Easier way to do this?

Ben Bacarisse ben.usenet at bsb.me.uk
Wed Oct 4 16:55:38 EDT 2017


20/20 Lab <lab at 2020fresno.com> writes:

> Looking for advice for what looks to me like clumsy code.
>
> I have a large csv (effectively garbage) dump.  I have to pull out
> sales information per employee and count them by price range. I've got
> my code working, but I'm thinking there must be a more refined way of
> doing this.

I second the suggestion to use the CSV module.  It's very simple to use.

> ---snippet of what I have---
>
> EMP1 = [0,0]
> EMP2 = [0,0]
> EMP3 = [0,0]
>
> for line in (inputfile):
>     content = line.split(",")

━━━━━━━━━━━━━━━━━━━━━━━━━━━━━━

*Jobs:*
[a] In the post, which module does the reply recommend for the CSV dump?
[b] Copy the part of the post starting at "Ben Bacarisse ben.usenet" and ending at "like clumsy code.", word for word.
The material is separate from the post.

*Information shown:*
━━━━━━━━━━━━━━━━━━━━━━━━━━━━━━

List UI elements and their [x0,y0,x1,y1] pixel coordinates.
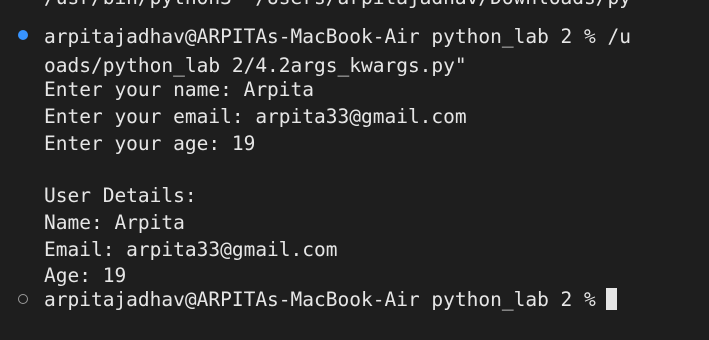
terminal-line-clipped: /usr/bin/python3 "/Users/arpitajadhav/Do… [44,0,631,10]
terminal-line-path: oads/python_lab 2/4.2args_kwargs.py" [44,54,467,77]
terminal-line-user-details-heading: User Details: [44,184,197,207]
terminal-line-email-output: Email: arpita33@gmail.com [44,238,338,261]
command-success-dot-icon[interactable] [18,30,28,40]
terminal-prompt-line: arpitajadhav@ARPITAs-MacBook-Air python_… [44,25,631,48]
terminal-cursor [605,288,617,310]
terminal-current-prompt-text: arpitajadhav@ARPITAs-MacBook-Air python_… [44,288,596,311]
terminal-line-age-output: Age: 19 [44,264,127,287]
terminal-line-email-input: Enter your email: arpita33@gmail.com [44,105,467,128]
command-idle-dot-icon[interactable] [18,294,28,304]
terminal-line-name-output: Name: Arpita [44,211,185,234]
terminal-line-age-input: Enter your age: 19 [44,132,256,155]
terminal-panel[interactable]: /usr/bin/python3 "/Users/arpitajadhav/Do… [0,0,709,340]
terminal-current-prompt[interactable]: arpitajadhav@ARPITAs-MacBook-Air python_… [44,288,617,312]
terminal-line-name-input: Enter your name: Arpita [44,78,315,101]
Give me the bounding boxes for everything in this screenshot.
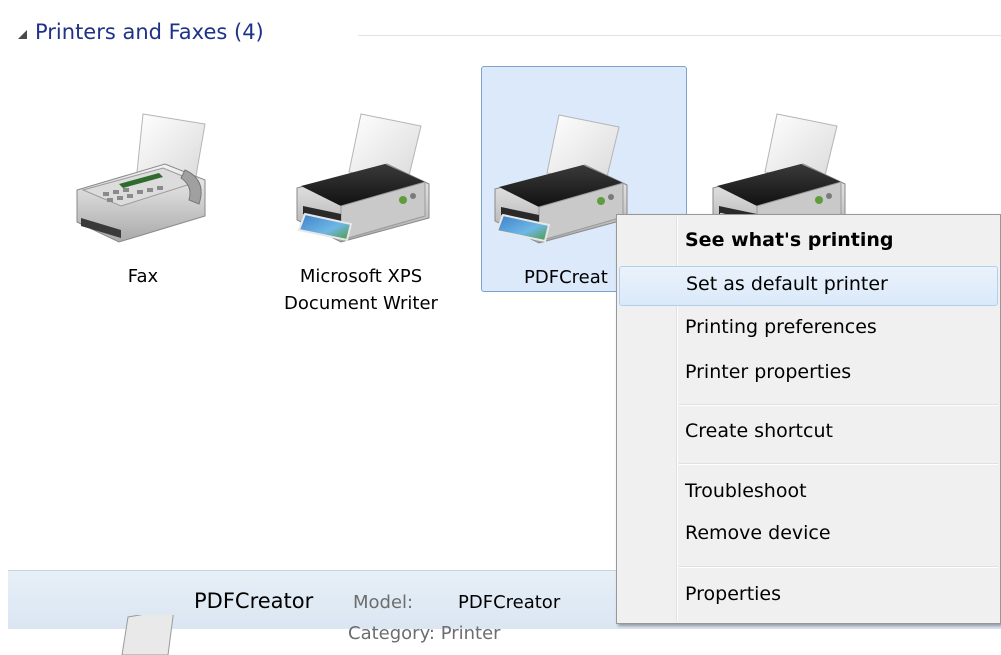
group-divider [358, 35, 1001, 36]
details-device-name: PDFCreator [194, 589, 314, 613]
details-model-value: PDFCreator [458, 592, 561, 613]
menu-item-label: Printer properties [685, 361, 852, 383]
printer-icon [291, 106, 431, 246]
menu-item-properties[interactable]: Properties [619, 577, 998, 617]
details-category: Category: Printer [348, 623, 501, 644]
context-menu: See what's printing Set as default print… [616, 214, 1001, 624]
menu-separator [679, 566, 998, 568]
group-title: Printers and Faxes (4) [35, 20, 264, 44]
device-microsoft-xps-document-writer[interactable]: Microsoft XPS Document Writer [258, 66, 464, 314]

━━━━━━━━━━━━━━━━━━━━━━━━━━━━━━

*Task-by-task results:*
[a] The CSV module.

[b]
Ben Bacarisse ben.usenet at bsb.me.uk
Wed Oct 4 16:55:38 EDT 2017


20/20 Lab <lab at 2020fresno.com> writes:

> Looking for advice for what looks to me like clumsy code.